Data shown:

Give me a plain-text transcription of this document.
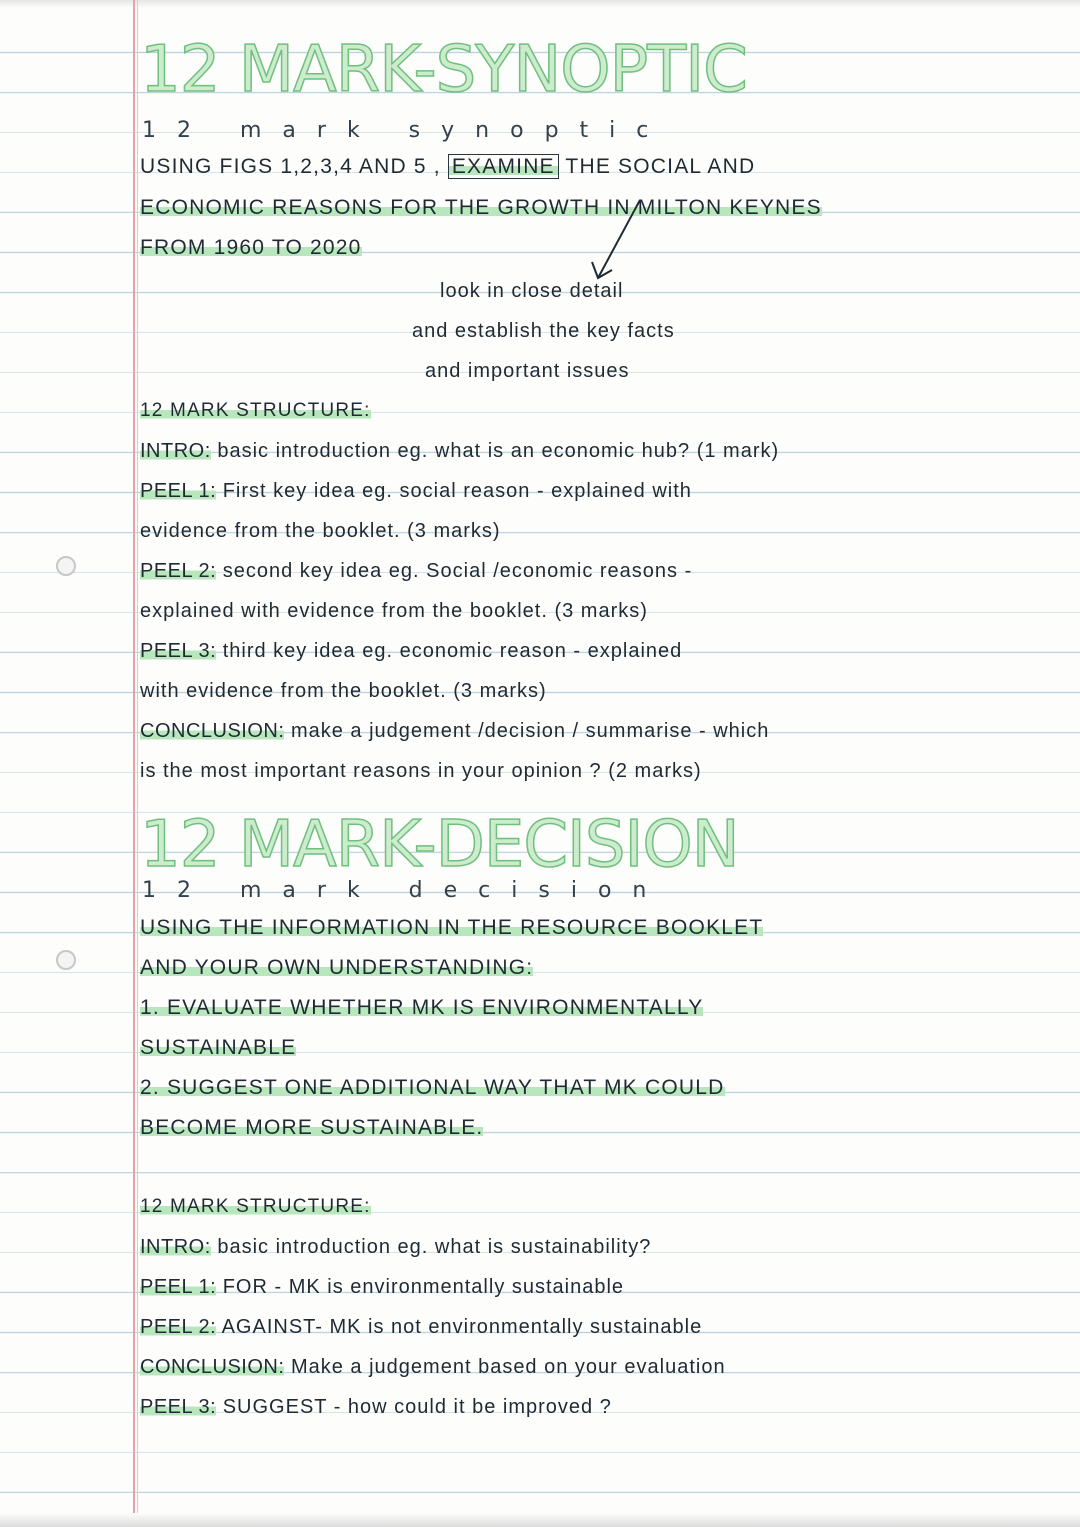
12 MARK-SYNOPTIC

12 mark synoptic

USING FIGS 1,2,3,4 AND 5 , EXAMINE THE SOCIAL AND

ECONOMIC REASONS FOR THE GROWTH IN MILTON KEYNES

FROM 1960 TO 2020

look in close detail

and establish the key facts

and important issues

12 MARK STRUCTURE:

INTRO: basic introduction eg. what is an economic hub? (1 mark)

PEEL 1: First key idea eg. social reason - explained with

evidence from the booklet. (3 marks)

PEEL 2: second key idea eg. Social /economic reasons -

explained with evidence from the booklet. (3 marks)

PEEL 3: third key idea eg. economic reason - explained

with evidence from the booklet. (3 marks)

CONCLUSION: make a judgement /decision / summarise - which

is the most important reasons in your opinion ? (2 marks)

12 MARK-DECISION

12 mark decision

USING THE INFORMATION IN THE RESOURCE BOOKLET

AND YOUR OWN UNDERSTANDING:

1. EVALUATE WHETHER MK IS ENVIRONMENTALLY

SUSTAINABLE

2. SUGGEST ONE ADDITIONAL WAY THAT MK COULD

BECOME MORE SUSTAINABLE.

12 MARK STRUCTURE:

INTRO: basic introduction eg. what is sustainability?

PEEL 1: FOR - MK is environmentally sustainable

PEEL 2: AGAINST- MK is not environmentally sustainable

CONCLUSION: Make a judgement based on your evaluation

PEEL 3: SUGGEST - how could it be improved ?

==

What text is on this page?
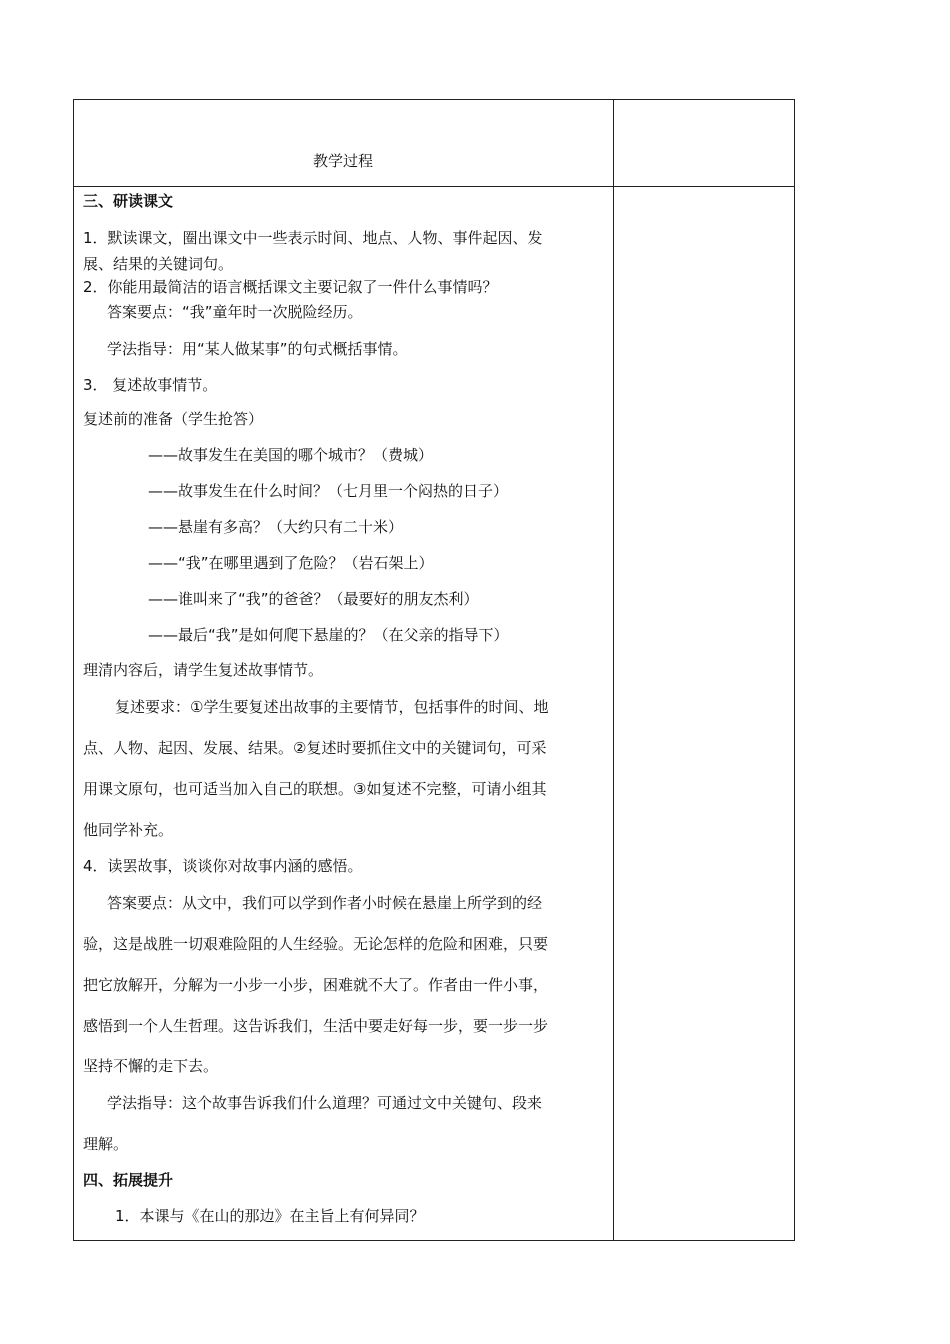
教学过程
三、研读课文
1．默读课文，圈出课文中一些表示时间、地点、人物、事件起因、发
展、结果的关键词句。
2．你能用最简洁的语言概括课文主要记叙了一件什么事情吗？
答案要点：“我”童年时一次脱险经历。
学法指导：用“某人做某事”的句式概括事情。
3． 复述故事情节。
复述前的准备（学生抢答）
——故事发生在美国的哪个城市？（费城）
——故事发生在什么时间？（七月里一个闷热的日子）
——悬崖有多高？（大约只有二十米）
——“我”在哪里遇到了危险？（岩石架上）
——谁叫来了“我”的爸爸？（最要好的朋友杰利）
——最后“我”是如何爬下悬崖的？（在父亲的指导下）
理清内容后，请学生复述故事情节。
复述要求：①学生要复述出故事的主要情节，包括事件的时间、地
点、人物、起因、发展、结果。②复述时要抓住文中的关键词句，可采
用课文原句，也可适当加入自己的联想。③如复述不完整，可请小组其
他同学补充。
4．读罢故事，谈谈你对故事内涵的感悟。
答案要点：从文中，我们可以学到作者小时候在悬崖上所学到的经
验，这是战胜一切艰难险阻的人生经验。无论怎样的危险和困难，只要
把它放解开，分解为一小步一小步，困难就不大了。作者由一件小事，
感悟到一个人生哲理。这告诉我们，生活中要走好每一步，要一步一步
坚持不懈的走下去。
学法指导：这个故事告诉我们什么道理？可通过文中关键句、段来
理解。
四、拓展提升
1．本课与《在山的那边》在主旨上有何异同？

* * *

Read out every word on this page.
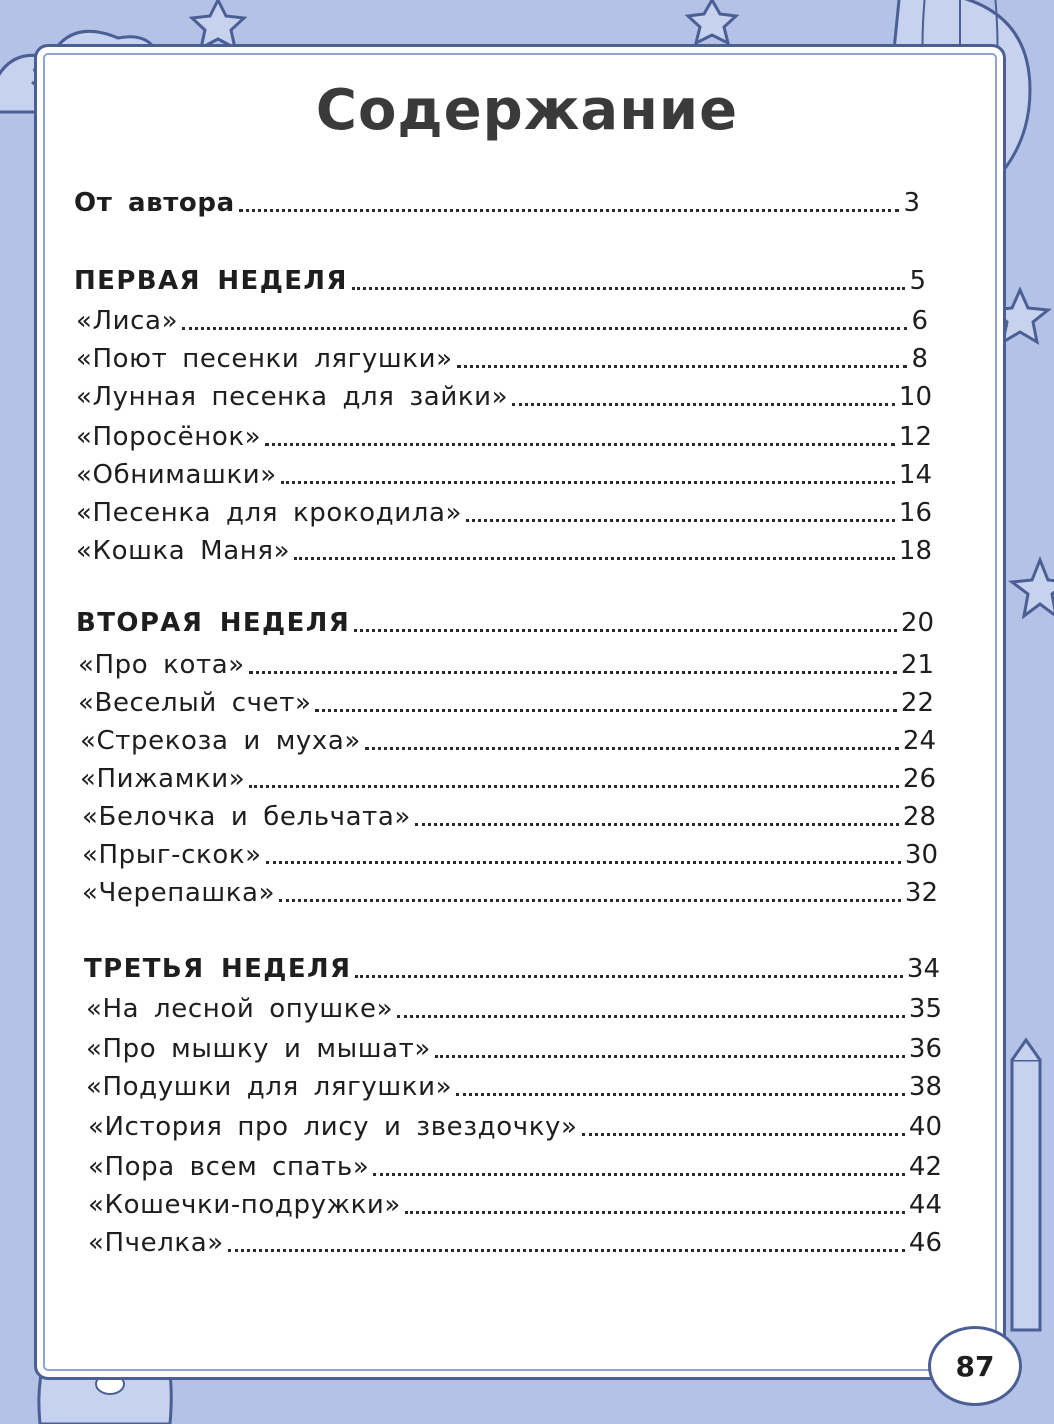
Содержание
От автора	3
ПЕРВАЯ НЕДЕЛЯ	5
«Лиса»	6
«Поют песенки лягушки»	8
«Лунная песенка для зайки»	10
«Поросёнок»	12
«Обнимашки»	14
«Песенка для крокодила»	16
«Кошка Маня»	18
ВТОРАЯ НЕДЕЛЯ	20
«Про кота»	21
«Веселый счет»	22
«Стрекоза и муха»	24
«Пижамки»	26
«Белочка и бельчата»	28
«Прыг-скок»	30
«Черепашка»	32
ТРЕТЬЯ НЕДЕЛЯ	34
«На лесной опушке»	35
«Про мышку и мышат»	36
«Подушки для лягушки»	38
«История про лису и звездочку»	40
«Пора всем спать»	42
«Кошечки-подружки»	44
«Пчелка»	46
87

Do this:
Locate the word "evidence" in the data above. Copy every line carrying it.

The response:
evidence from the booklet. (3 marks)
explained with evidence from the booklet. (3 marks)
with evidence from the booklet. (3 marks)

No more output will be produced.